_Written instruction_:
Could you copy the data below word for word, starting at its first line and ending at the line that contains "sales-category-label: Q3 xyxy=(903,308,920,322)", with both of those lines included?

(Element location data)
********

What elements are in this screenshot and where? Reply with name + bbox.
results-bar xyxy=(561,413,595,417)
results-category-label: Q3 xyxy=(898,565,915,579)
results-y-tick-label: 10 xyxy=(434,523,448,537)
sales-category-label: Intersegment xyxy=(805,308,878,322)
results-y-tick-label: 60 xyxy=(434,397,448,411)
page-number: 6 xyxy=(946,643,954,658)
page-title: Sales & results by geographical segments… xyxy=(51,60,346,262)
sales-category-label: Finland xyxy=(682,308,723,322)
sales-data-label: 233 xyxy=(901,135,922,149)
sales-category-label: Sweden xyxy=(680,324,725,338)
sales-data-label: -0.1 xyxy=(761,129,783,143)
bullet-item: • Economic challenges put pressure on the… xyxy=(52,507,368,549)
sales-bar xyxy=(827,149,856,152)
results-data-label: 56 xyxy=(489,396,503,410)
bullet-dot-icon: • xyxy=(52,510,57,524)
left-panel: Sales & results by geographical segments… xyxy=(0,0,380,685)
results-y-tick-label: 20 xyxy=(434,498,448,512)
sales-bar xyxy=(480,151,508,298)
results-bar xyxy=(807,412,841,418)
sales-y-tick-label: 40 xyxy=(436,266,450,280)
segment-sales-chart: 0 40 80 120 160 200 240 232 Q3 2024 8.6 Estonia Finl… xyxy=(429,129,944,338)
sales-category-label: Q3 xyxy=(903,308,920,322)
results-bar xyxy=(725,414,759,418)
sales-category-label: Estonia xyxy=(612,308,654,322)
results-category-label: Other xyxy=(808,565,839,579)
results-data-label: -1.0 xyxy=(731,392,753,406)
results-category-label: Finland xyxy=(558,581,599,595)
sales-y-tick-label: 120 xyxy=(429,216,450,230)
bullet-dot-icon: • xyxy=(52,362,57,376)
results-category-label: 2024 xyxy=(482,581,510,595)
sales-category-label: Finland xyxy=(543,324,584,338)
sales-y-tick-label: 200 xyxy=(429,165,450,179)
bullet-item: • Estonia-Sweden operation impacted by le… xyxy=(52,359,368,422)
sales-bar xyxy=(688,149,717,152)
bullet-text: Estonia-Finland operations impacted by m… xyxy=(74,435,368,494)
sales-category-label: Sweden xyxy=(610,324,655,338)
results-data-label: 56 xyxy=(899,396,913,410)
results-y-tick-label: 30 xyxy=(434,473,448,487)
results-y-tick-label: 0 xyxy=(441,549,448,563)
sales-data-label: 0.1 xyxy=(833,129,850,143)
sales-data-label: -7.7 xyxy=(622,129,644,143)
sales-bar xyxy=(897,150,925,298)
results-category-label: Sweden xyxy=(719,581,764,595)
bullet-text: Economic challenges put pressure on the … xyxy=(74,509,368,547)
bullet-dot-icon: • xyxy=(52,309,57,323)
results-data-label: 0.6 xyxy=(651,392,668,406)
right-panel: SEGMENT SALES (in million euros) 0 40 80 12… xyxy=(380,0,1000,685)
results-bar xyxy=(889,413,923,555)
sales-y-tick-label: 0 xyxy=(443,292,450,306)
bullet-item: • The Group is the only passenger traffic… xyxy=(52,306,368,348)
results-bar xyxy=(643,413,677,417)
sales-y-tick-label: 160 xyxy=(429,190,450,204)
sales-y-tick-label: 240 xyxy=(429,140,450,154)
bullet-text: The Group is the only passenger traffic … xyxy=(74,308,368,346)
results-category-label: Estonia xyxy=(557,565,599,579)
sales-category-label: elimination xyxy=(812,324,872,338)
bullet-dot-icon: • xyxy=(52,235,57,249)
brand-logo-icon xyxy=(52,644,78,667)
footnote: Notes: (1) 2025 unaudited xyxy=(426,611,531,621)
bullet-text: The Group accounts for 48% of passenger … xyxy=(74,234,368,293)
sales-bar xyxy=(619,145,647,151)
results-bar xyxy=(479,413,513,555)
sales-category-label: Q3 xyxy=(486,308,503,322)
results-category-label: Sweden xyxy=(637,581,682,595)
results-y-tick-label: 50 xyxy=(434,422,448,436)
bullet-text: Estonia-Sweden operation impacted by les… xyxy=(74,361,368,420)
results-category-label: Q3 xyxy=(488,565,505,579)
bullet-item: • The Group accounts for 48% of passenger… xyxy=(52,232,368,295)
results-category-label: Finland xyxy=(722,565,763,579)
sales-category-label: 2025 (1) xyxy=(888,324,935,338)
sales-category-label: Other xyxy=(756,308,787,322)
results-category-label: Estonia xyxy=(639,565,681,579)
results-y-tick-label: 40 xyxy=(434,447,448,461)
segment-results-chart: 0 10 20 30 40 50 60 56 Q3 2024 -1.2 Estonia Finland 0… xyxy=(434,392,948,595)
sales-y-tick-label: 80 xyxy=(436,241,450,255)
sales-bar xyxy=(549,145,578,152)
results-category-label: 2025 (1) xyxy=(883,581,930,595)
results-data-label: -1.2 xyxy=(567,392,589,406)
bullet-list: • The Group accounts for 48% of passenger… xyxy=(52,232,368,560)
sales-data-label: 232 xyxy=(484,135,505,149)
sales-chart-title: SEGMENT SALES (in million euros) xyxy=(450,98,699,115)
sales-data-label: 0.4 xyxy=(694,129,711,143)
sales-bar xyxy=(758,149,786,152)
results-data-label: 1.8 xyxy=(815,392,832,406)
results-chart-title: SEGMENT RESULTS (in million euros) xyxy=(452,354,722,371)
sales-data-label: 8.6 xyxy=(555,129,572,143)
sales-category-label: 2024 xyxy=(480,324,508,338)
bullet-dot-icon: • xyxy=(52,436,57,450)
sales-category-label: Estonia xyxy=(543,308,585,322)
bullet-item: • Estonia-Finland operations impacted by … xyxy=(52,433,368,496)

********

_Answer in full_:
What elements are in this screenshot and where? Reply with name + bbox.
results-bar xyxy=(561,413,595,417)
results-category-label: Q3 xyxy=(898,565,915,579)
results-y-tick-label: 10 xyxy=(434,523,448,537)
sales-category-label: Intersegment xyxy=(805,308,878,322)
results-y-tick-label: 60 xyxy=(434,397,448,411)
page-number: 6 xyxy=(946,643,954,658)
page-title: Sales & results by geographical segments… xyxy=(51,60,346,262)
sales-category-label: Finland xyxy=(682,308,723,322)
sales-data-label: 233 xyxy=(901,135,922,149)
sales-category-label: Sweden xyxy=(680,324,725,338)
sales-data-label: -0.1 xyxy=(761,129,783,143)
bullet-item: • Economic challenges put pressure on the… xyxy=(52,507,368,549)
sales-bar xyxy=(827,149,856,152)
results-data-label: 56 xyxy=(489,396,503,410)
bullet-dot-icon: • xyxy=(52,510,57,524)
left-panel: Sales & results by geographical segments… xyxy=(0,0,380,685)
results-y-tick-label: 20 xyxy=(434,498,448,512)
sales-bar xyxy=(480,151,508,298)
results-bar xyxy=(807,412,841,418)
sales-y-tick-label: 40 xyxy=(436,266,450,280)
segment-sales-chart: 0 40 80 120 160 200 240 232 Q3 2024 8.6 Estonia Finl… xyxy=(429,129,944,338)
sales-category-label: Q3 xyxy=(903,308,920,322)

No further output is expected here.